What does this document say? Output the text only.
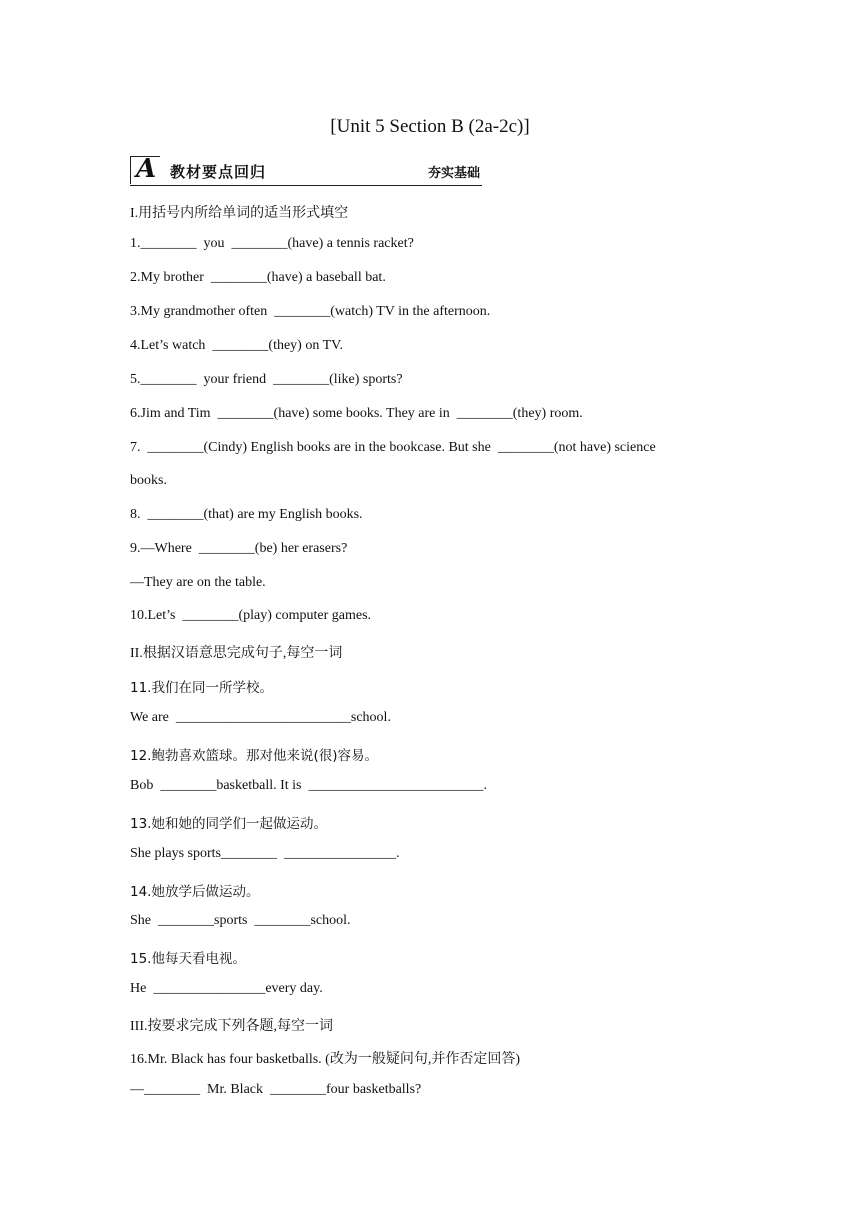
[Unit 5 Section B (2a-2c)]
A 教材要点回归	夯实基础
I.用括号内所给单词的适当形式填空
1.________  you  ________(have) a tennis racket?
2.My brother  ________(have) a baseball bat.
3.My grandmother often  ________(watch) TV in the afternoon.
4.Let’s watch  ________(they) on TV.
5.________  your friend  ________(like) sports?
6.Jim and Tim  ________(have) some books. They are in  ________(they) room.
7.  ________(Cindy) English books are in the bookcase. But she  ________(not have) science
books.
8.  ________(that) are my English books.
9.—Where  ________(be) her erasers?
—They are on the table.
10.Let’s  ________(play) computer games.
II.根据汉语意思完成句子,每空一词
11.我们在同一所学校。
We are  _________________________school.
12.鲍勃喜欢篮球。那对他来说(很)容易。
Bob  ________basketball. It is  _________________________.
13.她和她的同学们一起做运动。
She plays sports________  ________________.
14.她放学后做运动。
She  ________sports  ________school.
15.他每天看电视。
He  ________________every day.
III.按要求完成下列各题,每空一词
16.Mr. Black has four basketballs. (改为一般疑问句,并作否定回答)
—________  Mr. Black  ________four basketballs?
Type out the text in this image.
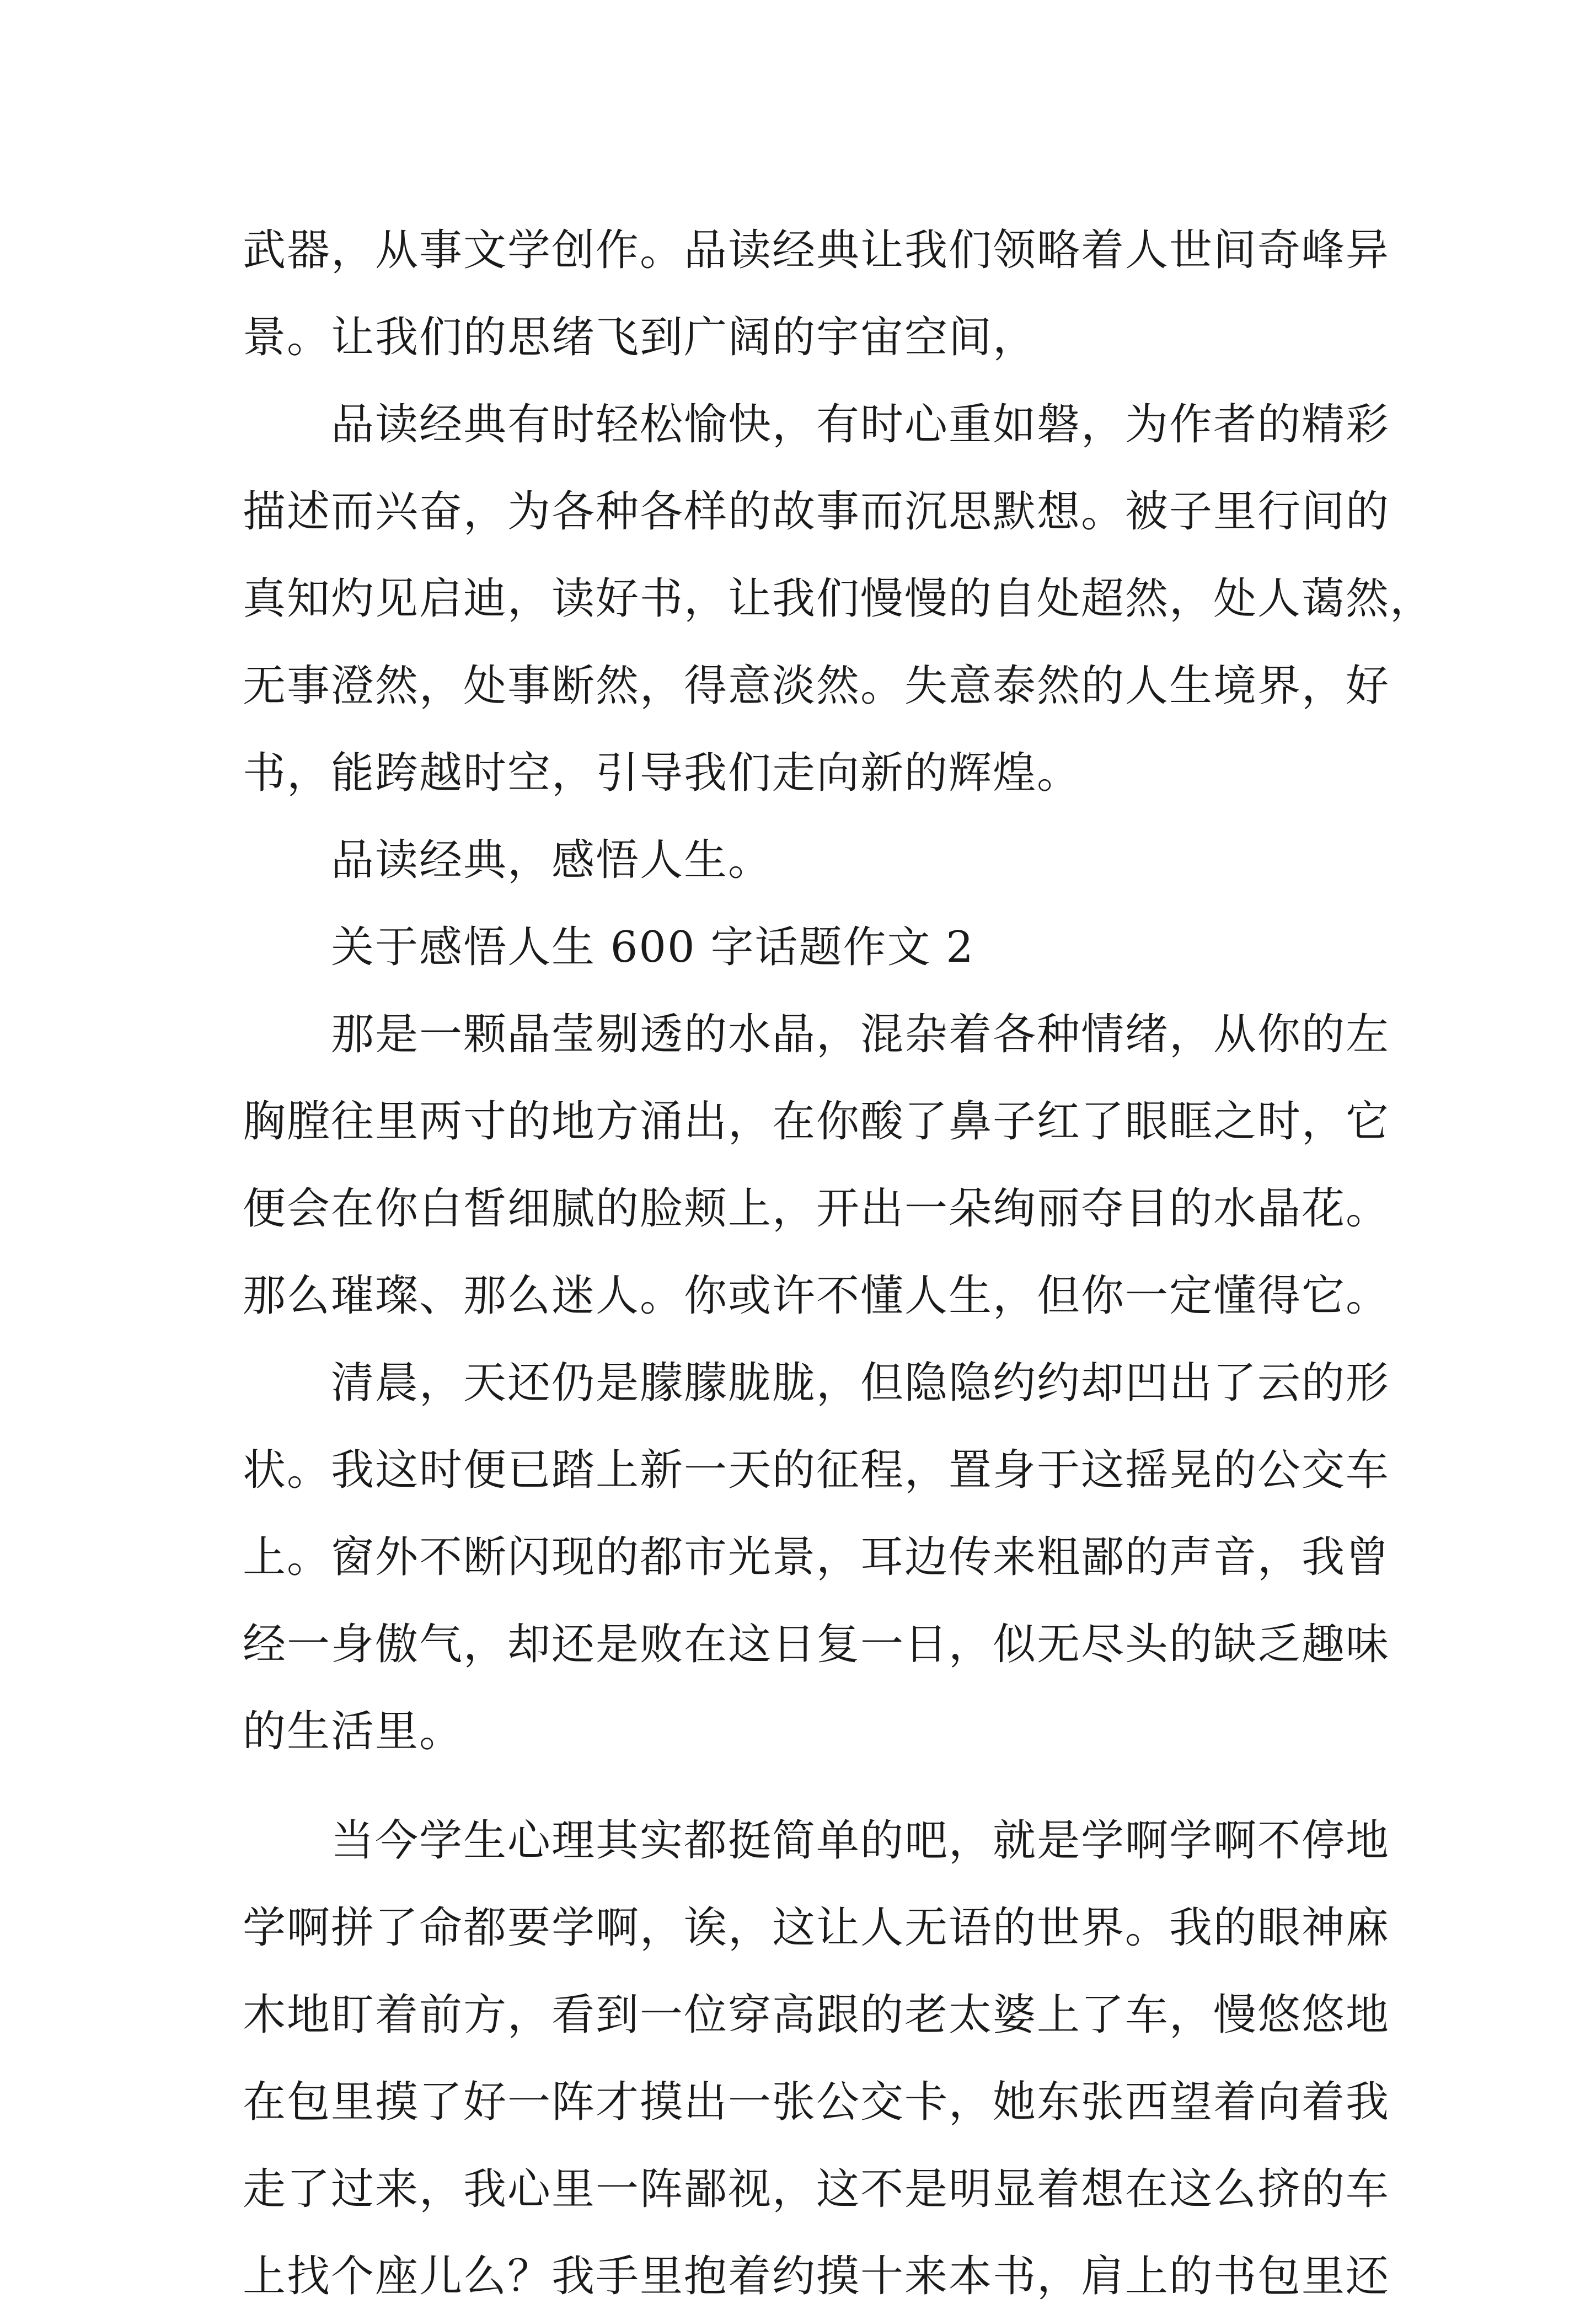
武器，从事文学创作。品读经典让我们领略着人世间奇峰异
景。让我们的思绪飞到广阔的宇宙空间，
品读经典有时轻松愉快，有时心重如磐，为作者的精彩
描述而兴奋，为各种各样的故事而沉思默想。被子里行间的
真知灼见启迪，读好书，让我们慢慢的自处超然，处人蔼然，
无事澄然，处事断然，得意淡然。失意泰然的人生境界，好
书，能跨越时空，引导我们走向新的辉煌。
品读经典，感悟人生。
关于感悟人生 600 字话题作文 2
那是一颗晶莹剔透的水晶，混杂着各种情绪，从你的左
胸膛往里两寸的地方涌出，在你酸了鼻子红了眼眶之时，它
便会在你白皙细腻的脸颊上，开出一朵绚丽夺目的水晶花。
那么璀璨、那么迷人。你或许不懂人生，但你一定懂得它。
清晨，天还仍是朦朦胧胧，但隐隐约约却凹出了云的形
状。我这时便已踏上新一天的征程，置身于这摇晃的公交车
上。窗外不断闪现的都市光景，耳边传来粗鄙的声音，我曾
经一身傲气，却还是败在这日复一日，似无尽头的缺乏趣味
的生活里。
当今学生心理其实都挺简单的吧，就是学啊学啊不停地
学啊拼了命都要学啊，诶，这让人无语的世界。我的眼神麻
木地盯着前方，看到一位穿高跟的老太婆上了车，慢悠悠地
在包里摸了好一阵才摸出一张公交卡，她东张西望着向着我
走了过来，我心里一阵鄙视，这不是明显着想在这么挤的车
上找个座儿么？我手里抱着约摸十来本书，肩上的书包里还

THE PROBLEM:
Please write out all the data again word for word, but not the pictures.

FULL ANSWER:
What does this document say? Output the text only.
[Unit 5 Section B (2a-2c)]
A 教材要点回归	夯实基础
I.用括号内所给单词的适当形式填空
1.________  you  ________(have) a tennis racket?
2.My brother  ________(have) a baseball bat.
3.My grandmother often  ________(watch) TV in the afternoon.
4.Let’s watch  ________(they) on TV.
5.________  your friend  ________(like) sports?
6.Jim and Tim  ________(have) some books. They are in  ________(they) room.
7.  ________(Cindy) English books are in the bookcase. But she  ________(not have) science
books.
8.  ________(that) are my English books.
9.—Where  ________(be) her erasers?
—They are on the table.
10.Let’s  ________(play) computer games.
II.根据汉语意思完成句子,每空一词
11.我们在同一所学校。
We are  _________________________school.
12.鲍勃喜欢篮球。那对他来说(很)容易。
Bob  ________basketball. It is  _________________________.
13.她和她的同学们一起做运动。
She plays sports________  ________________.
14.她放学后做运动。
She  ________sports  ________school.
15.他每天看电视。
He  ________________every day.
III.按要求完成下列各题,每空一词
16.Mr. Black has four basketballs. (改为一般疑问句,并作否定回答)
—________  Mr. Black  ________four basketballs?
Type out the text in this image.
武器，从事文学创作。品读经典让我们领略着人世间奇峰异
景。让我们的思绪飞到广阔的宇宙空间，
品读经典有时轻松愉快，有时心重如磐，为作者的精彩
描述而兴奋，为各种各样的故事而沉思默想。被子里行间的
真知灼见启迪，读好书，让我们慢慢的自处超然，处人蔼然，
无事澄然，处事断然，得意淡然。失意泰然的人生境界，好
书，能跨越时空，引导我们走向新的辉煌。
品读经典，感悟人生。
关于感悟人生 600 字话题作文 2
那是一颗晶莹剔透的水晶，混杂着各种情绪，从你的左
胸膛往里两寸的地方涌出，在你酸了鼻子红了眼眶之时，它
便会在你白皙细腻的脸颊上，开出一朵绚丽夺目的水晶花。
那么璀璨、那么迷人。你或许不懂人生，但你一定懂得它。
清晨，天还仍是朦朦胧胧，但隐隐约约却凹出了云的形
状。我这时便已踏上新一天的征程，置身于这摇晃的公交车
上。窗外不断闪现的都市光景，耳边传来粗鄙的声音，我曾
经一身傲气，却还是败在这日复一日，似无尽头的缺乏趣味
的生活里。
当今学生心理其实都挺简单的吧，就是学啊学啊不停地
学啊拼了命都要学啊，诶，这让人无语的世界。我的眼神麻
木地盯着前方，看到一位穿高跟的老太婆上了车，慢悠悠地
在包里摸了好一阵才摸出一张公交卡，她东张西望着向着我
走了过来，我心里一阵鄙视，这不是明显着想在这么挤的车
上找个座儿么？我手里抱着约摸十来本书，肩上的书包里还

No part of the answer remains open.